## Records supplied:
▼▼▼

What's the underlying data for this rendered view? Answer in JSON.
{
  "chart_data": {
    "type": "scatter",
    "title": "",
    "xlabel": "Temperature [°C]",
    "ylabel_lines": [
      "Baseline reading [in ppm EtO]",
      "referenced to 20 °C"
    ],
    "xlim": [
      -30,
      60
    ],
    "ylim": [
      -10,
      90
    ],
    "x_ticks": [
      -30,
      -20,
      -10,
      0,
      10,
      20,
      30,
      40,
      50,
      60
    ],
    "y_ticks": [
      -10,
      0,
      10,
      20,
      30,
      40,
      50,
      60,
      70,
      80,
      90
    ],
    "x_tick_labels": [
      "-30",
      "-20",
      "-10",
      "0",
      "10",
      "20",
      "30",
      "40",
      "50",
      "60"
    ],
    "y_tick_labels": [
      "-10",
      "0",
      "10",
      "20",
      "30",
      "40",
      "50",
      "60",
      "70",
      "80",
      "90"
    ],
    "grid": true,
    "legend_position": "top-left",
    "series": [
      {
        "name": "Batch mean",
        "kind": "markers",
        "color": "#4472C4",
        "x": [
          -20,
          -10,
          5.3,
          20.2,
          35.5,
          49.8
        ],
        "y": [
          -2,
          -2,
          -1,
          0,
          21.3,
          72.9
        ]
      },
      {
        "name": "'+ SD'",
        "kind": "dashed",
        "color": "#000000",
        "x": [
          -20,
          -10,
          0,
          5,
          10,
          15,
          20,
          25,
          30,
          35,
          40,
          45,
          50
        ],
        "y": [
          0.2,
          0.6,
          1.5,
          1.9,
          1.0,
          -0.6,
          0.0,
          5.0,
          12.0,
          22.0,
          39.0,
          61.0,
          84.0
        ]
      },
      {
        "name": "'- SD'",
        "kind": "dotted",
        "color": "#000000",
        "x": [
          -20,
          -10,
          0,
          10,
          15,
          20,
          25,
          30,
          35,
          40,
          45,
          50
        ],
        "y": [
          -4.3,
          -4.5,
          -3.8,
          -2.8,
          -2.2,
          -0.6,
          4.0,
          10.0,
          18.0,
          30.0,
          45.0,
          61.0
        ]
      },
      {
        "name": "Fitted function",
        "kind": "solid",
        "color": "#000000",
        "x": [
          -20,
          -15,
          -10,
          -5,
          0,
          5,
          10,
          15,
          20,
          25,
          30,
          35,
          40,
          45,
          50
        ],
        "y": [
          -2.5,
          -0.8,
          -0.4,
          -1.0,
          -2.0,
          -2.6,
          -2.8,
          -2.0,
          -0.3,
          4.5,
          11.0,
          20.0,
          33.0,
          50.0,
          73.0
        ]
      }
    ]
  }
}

▲▲▲

## Given exercise:
Take each line of the material that contains the word "kind" and list it.

## Correct output:
        "kind": "markers",
        "kind": "dashed",
        "kind": "dotted",
        "kind": "solid",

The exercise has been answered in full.